- _What the task asks_
Extract and list every line that contains the word "lehet".

- _Excerpted data_

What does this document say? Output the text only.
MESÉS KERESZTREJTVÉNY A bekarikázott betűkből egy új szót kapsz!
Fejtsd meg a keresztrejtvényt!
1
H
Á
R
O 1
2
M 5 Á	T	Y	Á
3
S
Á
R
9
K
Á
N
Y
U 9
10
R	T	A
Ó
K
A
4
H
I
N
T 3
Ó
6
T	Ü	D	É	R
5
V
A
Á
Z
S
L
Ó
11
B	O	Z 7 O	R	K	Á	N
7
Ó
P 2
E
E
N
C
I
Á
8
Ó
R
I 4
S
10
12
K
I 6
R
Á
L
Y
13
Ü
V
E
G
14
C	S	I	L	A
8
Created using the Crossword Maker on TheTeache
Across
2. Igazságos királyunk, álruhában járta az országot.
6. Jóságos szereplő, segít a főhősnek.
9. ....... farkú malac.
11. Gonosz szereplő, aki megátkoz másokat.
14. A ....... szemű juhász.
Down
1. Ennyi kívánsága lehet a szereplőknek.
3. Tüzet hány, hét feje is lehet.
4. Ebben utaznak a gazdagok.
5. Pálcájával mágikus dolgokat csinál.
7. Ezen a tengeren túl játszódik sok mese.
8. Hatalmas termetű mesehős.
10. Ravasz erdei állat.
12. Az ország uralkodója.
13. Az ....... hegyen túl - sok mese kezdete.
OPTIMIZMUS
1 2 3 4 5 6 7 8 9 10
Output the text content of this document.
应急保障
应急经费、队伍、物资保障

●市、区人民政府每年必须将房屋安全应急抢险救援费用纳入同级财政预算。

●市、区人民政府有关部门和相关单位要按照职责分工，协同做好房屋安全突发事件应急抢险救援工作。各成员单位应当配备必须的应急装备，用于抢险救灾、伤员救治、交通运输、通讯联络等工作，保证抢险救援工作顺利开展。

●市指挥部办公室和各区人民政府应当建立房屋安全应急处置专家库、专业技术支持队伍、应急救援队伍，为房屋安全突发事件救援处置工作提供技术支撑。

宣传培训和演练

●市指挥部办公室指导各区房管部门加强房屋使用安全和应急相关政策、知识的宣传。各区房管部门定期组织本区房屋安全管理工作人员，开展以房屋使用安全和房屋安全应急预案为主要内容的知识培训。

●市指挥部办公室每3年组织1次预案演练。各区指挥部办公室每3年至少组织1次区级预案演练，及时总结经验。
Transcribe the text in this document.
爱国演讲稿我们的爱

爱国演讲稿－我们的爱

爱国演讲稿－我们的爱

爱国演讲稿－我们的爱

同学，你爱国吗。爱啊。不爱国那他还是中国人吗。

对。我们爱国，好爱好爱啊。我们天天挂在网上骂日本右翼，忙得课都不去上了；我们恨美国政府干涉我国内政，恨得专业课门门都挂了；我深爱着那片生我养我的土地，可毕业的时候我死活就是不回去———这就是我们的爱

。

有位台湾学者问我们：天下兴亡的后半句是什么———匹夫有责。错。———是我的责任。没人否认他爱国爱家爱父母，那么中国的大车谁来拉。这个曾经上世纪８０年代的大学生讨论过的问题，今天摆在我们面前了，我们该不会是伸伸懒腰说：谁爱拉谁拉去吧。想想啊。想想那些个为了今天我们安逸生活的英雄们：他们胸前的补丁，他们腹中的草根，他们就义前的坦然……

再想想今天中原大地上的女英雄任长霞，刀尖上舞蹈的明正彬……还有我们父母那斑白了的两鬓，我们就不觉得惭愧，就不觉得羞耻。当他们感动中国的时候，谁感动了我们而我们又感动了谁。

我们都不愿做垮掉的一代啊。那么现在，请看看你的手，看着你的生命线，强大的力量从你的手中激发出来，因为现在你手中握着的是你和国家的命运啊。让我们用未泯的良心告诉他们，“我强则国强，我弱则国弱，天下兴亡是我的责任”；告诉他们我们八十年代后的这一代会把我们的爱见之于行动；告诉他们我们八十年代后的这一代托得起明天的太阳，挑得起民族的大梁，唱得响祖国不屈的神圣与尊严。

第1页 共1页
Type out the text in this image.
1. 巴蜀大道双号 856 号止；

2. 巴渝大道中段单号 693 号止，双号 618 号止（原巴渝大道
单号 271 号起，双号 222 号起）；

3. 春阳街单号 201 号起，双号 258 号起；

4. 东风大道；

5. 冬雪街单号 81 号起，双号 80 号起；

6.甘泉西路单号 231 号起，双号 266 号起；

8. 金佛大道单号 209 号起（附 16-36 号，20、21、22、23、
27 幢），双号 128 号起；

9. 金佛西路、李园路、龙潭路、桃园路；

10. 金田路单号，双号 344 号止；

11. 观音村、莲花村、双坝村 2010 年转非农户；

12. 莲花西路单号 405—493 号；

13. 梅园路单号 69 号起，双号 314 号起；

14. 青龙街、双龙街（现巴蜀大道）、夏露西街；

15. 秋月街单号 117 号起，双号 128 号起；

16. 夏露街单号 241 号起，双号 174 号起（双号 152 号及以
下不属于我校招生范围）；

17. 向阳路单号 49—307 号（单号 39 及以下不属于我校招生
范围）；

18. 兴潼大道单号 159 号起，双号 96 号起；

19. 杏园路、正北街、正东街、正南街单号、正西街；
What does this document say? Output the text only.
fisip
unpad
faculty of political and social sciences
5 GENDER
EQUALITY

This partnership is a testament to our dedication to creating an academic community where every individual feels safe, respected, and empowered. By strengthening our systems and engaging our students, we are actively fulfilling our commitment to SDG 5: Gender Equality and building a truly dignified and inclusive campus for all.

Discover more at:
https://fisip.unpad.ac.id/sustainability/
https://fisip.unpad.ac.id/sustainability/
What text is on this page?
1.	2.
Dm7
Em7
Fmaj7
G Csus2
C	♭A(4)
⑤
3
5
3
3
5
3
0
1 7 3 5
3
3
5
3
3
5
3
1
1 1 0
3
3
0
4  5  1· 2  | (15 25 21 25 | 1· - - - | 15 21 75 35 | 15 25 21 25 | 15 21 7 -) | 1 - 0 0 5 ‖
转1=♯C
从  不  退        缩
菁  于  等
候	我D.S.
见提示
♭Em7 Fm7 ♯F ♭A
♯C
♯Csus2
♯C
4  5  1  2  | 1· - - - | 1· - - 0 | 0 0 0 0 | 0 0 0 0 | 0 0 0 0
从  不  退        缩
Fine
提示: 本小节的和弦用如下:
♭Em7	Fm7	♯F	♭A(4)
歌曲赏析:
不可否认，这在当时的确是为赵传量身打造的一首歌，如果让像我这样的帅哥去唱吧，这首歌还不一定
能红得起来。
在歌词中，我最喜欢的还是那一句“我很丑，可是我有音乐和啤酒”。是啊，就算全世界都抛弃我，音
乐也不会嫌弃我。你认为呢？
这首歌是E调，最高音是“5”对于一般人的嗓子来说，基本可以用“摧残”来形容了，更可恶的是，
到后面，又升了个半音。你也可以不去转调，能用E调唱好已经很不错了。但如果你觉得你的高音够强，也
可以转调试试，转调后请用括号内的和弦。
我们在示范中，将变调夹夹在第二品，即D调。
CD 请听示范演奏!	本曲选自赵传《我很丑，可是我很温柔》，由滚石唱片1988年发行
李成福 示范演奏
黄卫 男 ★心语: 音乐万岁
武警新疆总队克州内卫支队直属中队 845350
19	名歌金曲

- _Correct response_
1. Ennyi kívánsága lehet a szereplőknek.
3. Tüzet hány, hét feje is lehet.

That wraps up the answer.